## BEGIN

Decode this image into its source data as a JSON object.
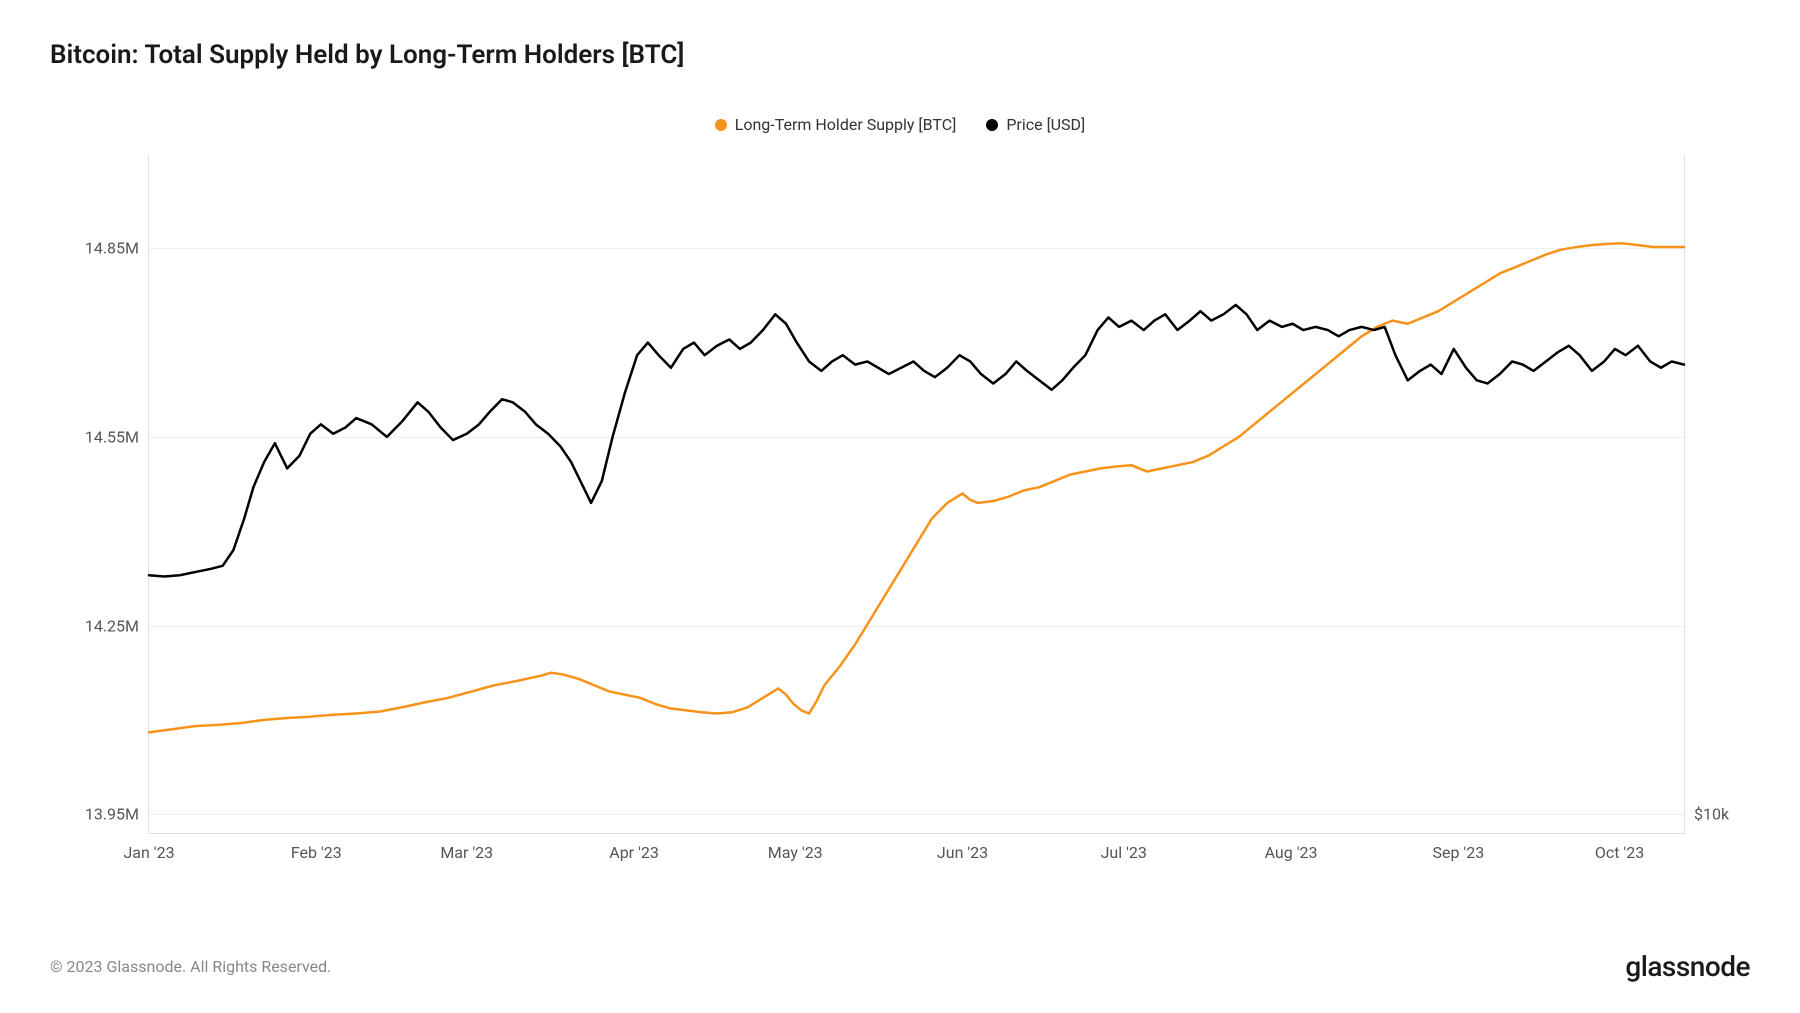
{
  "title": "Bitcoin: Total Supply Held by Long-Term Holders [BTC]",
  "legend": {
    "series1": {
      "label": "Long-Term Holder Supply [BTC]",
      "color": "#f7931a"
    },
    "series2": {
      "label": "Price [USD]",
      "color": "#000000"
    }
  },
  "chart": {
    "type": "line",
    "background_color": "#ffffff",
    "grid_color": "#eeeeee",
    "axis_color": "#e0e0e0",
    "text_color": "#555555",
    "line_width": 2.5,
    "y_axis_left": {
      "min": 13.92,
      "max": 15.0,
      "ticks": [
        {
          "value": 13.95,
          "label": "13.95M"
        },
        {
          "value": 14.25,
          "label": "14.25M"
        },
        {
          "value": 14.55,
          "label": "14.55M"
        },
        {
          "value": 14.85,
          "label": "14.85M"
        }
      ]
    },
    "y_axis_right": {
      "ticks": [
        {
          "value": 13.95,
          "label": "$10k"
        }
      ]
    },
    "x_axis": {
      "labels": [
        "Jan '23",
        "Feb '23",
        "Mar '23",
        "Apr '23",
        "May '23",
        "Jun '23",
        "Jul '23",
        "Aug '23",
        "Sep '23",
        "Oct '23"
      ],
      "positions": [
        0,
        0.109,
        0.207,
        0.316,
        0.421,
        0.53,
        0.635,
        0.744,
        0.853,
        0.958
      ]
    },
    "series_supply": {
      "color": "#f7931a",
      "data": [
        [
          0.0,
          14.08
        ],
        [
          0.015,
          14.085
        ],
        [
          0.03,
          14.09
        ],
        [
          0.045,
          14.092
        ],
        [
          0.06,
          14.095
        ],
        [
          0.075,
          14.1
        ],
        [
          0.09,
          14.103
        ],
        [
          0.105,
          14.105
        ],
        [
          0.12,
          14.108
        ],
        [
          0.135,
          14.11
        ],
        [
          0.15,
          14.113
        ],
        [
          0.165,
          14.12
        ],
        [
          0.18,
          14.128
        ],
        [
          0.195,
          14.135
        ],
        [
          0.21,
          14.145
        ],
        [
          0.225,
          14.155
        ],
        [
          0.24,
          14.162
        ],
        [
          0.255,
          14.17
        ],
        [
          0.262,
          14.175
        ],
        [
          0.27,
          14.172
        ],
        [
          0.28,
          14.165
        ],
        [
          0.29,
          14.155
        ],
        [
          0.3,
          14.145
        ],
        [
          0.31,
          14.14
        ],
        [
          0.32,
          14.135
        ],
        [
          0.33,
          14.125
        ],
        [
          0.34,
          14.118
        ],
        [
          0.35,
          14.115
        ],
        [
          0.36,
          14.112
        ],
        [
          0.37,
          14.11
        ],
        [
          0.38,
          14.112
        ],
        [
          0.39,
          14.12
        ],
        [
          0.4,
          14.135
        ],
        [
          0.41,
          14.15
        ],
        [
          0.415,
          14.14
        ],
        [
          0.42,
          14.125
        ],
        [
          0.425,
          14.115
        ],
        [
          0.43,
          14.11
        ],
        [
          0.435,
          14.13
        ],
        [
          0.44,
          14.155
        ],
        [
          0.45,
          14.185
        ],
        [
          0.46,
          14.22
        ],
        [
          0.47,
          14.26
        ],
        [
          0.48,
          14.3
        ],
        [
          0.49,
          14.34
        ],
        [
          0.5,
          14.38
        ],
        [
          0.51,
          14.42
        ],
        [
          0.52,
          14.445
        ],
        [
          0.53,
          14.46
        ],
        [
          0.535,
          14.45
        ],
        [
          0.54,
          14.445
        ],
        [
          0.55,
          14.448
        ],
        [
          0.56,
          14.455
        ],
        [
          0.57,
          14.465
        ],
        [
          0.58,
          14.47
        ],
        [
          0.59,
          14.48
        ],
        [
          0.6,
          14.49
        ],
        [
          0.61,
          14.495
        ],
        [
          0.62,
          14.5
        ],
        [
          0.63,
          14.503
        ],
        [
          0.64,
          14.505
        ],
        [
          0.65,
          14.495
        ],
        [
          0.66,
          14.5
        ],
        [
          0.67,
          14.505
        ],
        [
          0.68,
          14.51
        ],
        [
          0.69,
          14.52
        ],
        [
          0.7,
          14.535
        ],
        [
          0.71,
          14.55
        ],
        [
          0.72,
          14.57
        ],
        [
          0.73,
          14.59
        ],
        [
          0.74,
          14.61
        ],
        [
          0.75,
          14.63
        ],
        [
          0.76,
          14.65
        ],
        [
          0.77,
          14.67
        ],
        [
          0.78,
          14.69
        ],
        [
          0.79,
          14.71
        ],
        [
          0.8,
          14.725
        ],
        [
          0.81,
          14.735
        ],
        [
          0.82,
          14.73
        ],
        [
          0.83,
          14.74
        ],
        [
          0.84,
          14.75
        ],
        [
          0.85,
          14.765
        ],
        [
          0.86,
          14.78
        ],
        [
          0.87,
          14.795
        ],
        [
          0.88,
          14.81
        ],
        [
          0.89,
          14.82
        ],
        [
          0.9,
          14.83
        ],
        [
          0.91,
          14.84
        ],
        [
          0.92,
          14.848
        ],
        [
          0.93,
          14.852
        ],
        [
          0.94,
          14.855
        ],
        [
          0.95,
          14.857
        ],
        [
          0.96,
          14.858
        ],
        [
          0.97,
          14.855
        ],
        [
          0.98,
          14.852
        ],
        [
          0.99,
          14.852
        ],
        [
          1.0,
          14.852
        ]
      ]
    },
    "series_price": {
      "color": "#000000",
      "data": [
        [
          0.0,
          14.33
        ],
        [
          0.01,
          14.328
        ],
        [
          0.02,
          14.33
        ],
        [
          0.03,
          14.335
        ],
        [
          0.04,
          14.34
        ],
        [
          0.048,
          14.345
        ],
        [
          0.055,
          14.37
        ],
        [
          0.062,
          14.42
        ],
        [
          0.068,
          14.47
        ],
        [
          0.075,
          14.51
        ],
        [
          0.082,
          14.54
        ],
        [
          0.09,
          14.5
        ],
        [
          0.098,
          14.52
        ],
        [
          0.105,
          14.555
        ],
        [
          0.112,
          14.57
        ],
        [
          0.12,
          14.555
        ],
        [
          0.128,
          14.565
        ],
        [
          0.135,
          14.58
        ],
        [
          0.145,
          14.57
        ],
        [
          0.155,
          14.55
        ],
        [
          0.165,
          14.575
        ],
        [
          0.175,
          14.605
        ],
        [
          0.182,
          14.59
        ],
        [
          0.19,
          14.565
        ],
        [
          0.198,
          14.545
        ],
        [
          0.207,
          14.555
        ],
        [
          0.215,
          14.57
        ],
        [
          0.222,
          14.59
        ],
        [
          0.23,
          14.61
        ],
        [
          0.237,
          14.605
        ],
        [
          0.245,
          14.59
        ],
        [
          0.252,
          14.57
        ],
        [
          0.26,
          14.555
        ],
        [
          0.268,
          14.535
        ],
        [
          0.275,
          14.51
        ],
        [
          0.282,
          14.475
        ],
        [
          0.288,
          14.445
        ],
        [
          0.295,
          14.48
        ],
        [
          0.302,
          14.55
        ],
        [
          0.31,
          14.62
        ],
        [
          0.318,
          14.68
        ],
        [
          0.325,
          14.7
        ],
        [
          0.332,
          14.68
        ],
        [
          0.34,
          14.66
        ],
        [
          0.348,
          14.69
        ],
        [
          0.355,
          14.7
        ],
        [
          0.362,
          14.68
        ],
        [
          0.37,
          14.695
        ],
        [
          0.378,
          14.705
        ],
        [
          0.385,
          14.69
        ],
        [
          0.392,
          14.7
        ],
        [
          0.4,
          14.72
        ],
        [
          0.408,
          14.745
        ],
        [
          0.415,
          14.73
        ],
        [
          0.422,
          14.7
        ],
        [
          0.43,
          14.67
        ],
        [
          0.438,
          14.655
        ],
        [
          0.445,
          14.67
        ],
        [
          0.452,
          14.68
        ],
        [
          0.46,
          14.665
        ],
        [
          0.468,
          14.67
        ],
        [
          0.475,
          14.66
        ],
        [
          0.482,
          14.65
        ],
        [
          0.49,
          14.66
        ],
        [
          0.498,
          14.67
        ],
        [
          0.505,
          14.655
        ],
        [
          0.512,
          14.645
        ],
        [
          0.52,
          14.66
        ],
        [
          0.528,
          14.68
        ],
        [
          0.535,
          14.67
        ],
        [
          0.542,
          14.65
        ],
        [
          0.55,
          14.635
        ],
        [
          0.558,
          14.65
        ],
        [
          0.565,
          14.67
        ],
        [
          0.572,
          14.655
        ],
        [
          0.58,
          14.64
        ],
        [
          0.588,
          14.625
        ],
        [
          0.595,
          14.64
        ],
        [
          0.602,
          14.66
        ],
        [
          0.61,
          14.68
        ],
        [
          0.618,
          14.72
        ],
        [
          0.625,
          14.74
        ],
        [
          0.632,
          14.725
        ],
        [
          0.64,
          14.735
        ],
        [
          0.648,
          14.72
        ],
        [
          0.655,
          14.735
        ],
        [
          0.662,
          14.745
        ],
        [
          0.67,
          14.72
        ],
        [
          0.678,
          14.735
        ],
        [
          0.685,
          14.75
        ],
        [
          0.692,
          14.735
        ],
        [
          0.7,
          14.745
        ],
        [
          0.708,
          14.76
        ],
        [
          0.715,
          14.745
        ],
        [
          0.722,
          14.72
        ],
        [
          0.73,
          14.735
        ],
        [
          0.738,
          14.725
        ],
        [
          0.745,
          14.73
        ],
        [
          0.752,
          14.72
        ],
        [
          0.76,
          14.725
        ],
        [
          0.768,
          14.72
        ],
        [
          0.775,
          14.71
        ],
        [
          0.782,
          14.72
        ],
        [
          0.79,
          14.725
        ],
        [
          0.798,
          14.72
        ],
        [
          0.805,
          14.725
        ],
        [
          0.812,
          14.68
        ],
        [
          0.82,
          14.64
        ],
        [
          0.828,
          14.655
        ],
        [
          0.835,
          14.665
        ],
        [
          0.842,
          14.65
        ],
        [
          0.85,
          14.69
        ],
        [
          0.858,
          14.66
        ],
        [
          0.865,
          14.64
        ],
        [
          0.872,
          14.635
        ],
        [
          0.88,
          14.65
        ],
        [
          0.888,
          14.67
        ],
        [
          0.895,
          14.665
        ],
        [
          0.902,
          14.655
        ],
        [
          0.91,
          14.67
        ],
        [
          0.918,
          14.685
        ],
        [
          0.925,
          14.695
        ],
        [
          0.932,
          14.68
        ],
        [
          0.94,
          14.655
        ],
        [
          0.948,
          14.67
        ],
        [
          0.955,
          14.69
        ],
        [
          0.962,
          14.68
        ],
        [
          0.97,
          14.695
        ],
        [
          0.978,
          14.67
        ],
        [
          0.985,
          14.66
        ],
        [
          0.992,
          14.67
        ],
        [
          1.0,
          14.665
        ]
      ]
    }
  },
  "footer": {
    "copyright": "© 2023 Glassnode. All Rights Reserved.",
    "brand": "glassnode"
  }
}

## END
## BEGIN

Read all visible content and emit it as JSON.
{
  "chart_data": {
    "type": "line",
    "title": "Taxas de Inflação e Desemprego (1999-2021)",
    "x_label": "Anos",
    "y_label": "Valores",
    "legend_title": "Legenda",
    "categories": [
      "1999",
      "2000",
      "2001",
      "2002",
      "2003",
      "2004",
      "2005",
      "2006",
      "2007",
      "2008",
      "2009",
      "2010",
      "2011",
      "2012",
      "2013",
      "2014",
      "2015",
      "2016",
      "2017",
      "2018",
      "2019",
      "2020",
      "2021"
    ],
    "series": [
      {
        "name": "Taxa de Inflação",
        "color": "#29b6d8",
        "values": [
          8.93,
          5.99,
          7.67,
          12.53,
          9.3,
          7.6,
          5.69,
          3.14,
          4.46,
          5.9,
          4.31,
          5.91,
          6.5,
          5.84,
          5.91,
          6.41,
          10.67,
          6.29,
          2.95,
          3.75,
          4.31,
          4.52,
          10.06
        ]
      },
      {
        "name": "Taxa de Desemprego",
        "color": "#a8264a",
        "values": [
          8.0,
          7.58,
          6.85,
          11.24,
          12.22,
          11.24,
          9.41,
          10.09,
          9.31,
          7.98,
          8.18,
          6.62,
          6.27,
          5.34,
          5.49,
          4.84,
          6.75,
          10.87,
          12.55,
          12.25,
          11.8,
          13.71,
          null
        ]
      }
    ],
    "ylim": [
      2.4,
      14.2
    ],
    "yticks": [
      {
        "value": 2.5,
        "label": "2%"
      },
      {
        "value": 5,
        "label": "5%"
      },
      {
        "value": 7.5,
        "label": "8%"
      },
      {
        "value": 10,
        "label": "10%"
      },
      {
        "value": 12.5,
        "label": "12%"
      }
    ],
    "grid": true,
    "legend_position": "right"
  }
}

## END

EXERCISE TASK — Look through the material above. Copy each line where the word "JSON" appears.

WRITTEN ANSWER —
Decode this image into its source data as a JSON object.
Read all visible content and emit it as JSON.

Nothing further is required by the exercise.